------ MATERIAL FOR THIS TASK ------
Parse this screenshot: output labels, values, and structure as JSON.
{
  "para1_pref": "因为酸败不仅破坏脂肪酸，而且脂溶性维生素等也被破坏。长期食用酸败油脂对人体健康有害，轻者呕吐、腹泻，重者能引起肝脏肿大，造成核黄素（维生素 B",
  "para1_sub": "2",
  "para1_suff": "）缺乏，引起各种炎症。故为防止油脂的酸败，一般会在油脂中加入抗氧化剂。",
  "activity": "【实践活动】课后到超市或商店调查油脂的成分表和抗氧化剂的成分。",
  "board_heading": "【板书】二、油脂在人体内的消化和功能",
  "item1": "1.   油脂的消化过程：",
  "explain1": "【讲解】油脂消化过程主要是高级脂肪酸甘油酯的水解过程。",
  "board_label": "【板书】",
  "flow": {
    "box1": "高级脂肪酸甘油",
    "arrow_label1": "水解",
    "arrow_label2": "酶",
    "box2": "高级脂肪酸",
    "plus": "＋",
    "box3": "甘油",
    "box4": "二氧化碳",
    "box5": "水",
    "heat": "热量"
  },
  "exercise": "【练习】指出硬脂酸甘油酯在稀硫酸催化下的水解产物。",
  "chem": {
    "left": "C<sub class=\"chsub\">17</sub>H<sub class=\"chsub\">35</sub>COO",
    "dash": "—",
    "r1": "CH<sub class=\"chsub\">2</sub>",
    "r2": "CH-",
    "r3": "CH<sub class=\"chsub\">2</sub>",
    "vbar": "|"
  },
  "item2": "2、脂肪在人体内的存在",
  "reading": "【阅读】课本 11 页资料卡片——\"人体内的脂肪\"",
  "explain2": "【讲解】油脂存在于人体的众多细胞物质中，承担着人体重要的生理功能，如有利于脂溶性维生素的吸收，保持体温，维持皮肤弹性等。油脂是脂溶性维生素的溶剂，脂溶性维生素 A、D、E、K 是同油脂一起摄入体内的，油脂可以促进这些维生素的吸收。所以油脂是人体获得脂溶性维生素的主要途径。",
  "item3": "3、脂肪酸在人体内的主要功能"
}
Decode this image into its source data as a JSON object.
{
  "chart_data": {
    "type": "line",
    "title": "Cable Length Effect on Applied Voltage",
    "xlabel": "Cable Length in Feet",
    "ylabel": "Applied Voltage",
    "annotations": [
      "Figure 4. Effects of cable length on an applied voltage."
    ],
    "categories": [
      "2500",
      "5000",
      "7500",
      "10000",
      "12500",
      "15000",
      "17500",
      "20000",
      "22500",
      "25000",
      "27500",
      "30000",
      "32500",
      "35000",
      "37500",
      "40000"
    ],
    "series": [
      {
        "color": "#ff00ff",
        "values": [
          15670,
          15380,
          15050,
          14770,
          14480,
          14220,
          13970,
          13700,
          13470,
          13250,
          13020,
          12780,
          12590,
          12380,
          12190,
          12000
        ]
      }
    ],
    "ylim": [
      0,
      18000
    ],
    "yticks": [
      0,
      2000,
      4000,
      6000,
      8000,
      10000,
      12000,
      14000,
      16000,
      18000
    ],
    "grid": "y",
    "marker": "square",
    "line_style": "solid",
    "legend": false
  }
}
------
**TO BE DONE**
Write out all records exactly, keeping every detail.

**RESULT FOR THIS TASK**
Parse this screenshot: output labels, values, and structure as JSON.
{
  "para1_pref": "因为酸败不仅破坏脂肪酸，而且脂溶性维生素等也被破坏。长期食用酸败油脂对人体健康有害，轻者呕吐、腹泻，重者能引起肝脏肿大，造成核黄素（维生素 B",
  "para1_sub": "2",
  "para1_suff": "）缺乏，引起各种炎症。故为防止油脂的酸败，一般会在油脂中加入抗氧化剂。",
  "activity": "【实践活动】课后到超市或商店调查油脂的成分表和抗氧化剂的成分。",
  "board_heading": "【板书】二、油脂在人体内的消化和功能",
  "item1": "1.   油脂的消化过程：",
  "explain1": "【讲解】油脂消化过程主要是高级脂肪酸甘油酯的水解过程。",
  "board_label": "【板书】",
  "flow": {
    "box1": "高级脂肪酸甘油",
    "arrow_label1": "水解",
    "arrow_label2": "酶",
    "box2": "高级脂肪酸",
    "plus": "＋",
    "box3": "甘油",
    "box4": "二氧化碳",
    "box5": "水",
    "heat": "热量"
  },
  "exercise": "【练习】指出硬脂酸甘油酯在稀硫酸催化下的水解产物。",
  "chem": {
    "left": "C<sub class=\"chsub\">17</sub>H<sub class=\"chsub\">35</sub>COO",
    "dash": "—",
    "r1": "CH<sub class=\"chsub\">2</sub>",
    "r2": "CH-",
    "r3": "CH<sub class=\"chsub\">2</sub>",
    "vbar": "|"
  },
  "item2": "2、脂肪在人体内的存在",
  "reading": "【阅读】课本 11 页资料卡片——\"人体内的脂肪\"",
  "explain2": "【讲解】油脂存在于人体的众多细胞物质中，承担着人体重要的生理功能，如有利于脂溶性维生素的吸收，保持体温，维持皮肤弹性等。油脂是脂溶性维生素的溶剂，脂溶性维生素 A、D、E、K 是同油脂一起摄入体内的，油脂可以促进这些维生素的吸收。所以油脂是人体获得脂溶性维生素的主要途径。",
  "item3": "3、脂肪酸在人体内的主要功能"
}
Decode this image into its source data as a JSON object.
{
  "chart_data": {
    "type": "line",
    "title": "Cable Length Effect on Applied Voltage",
    "xlabel": "Cable Length in Feet",
    "ylabel": "Applied Voltage",
    "annotations": [
      "Figure 4. Effects of cable length on an applied voltage."
    ],
    "categories": [
      "2500",
      "5000",
      "7500",
      "10000",
      "12500",
      "15000",
      "17500",
      "20000",
      "22500",
      "25000",
      "27500",
      "30000",
      "32500",
      "35000",
      "37500",
      "40000"
    ],
    "series": [
      {
        "color": "#ff00ff",
        "values": [
          15670,
          15380,
          15050,
          14770,
          14480,
          14220,
          13970,
          13700,
          13470,
          13250,
          13020,
          12780,
          12590,
          12380,
          12190,
          12000
        ]
      }
    ],
    "ylim": [
      0,
      18000
    ],
    "yticks": [
      0,
      2000,
      4000,
      6000,
      8000,
      10000,
      12000,
      14000,
      16000,
      18000
    ],
    "grid": "y",
    "marker": "square",
    "line_style": "solid",
    "legend": false
  }
}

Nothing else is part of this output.